- [The problem]
Reproduce the data exactly.

- [Data for this task]
________

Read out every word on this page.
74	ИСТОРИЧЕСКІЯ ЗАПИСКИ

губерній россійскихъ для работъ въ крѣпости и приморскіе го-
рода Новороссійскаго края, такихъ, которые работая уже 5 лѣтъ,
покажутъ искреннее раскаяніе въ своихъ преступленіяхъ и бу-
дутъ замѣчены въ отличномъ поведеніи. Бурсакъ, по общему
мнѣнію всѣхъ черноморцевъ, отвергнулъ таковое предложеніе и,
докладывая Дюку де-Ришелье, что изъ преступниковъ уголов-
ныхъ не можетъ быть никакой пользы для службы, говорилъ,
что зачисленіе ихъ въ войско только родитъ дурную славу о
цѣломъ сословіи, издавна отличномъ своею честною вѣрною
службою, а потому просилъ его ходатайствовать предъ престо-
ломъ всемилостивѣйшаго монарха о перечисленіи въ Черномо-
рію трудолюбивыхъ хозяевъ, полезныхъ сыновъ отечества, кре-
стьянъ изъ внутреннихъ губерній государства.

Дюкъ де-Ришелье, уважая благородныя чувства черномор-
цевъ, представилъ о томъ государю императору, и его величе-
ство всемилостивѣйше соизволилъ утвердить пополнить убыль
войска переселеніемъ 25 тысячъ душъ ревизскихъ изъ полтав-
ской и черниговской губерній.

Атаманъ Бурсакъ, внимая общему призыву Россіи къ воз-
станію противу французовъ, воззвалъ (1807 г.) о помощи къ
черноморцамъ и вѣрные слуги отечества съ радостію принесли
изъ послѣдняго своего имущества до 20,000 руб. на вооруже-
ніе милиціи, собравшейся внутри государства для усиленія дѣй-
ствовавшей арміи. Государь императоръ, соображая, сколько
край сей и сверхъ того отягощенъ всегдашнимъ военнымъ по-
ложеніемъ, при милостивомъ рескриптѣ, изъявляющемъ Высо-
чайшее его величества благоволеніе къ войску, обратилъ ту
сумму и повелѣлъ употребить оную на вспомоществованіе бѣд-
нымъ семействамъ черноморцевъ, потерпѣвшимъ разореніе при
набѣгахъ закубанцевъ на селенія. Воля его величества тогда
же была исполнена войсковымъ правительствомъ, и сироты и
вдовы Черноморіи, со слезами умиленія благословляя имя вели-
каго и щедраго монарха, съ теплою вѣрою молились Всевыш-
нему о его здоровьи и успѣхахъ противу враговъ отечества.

________

- [Expected output]
Read out every word on this page.
74	ИСТОРИЧЕСКІЯ ЗАПИСКИ

губерній россійскихъ для работъ въ крѣпости и приморскіе го-
рода Новороссійскаго края, такихъ, которые работая уже 5 лѣтъ,
покажутъ искреннее раскаяніе въ своихъ преступленіяхъ и бу-
дутъ замѣчены въ отличномъ поведеніи. Бурсакъ, по общему
мнѣнію всѣхъ черноморцевъ, отвергнулъ таковое предложеніе и,
докладывая Дюку де-Ришелье, что изъ преступниковъ уголов-
ныхъ не можетъ быть никакой пользы для службы, говорилъ,
что зачисленіе ихъ въ войско только родитъ дурную славу о
цѣломъ сословіи, издавна отличномъ своею честною вѣрною
службою, а потому просилъ его ходатайствовать предъ престо-
ломъ всемилостивѣйшаго монарха о перечисленіи въ Черномо-
рію трудолюбивыхъ хозяевъ, полезныхъ сыновъ отечества, кре-
стьянъ изъ внутреннихъ губерній государства.

Дюкъ де-Ришелье, уважая благородныя чувства черномор-
цевъ, представилъ о томъ государю императору, и его величе-
ство всемилостивѣйше соизволилъ утвердить пополнить убыль
войска переселеніемъ 25 тысячъ душъ ревизскихъ изъ полтав-
ской и черниговской губерній.

Атаманъ Бурсакъ, внимая общему призыву Россіи къ воз-
станію противу французовъ, воззвалъ (1807 г.) о помощи къ
черноморцамъ и вѣрные слуги отечества съ радостію принесли
изъ послѣдняго своего имущества до 20,000 руб. на вооруже-
ніе милиціи, собравшейся внутри государства для усиленія дѣй-
ствовавшей арміи. Государь императоръ, соображая, сколько
край сей и сверхъ того отягощенъ всегдашнимъ военнымъ по-
ложеніемъ, при милостивомъ рескриптѣ, изъявляющемъ Высо-
чайшее его величества благоволеніе къ войску, обратилъ ту
сумму и повелѣлъ употребить оную на вспомоществованіе бѣд-
нымъ семействамъ черноморцевъ, потерпѣвшимъ разореніе при
набѣгахъ закубанцевъ на селенія. Воля его величества тогда
же была исполнена войсковымъ правительствомъ, и сироты и
вдовы Черноморіи, со слезами умиленія благословляя имя вели-
каго и щедраго монарха, съ теплою вѣрою молились Всевыш-
нему о его здоровьи и успѣхахъ противу враговъ отечества.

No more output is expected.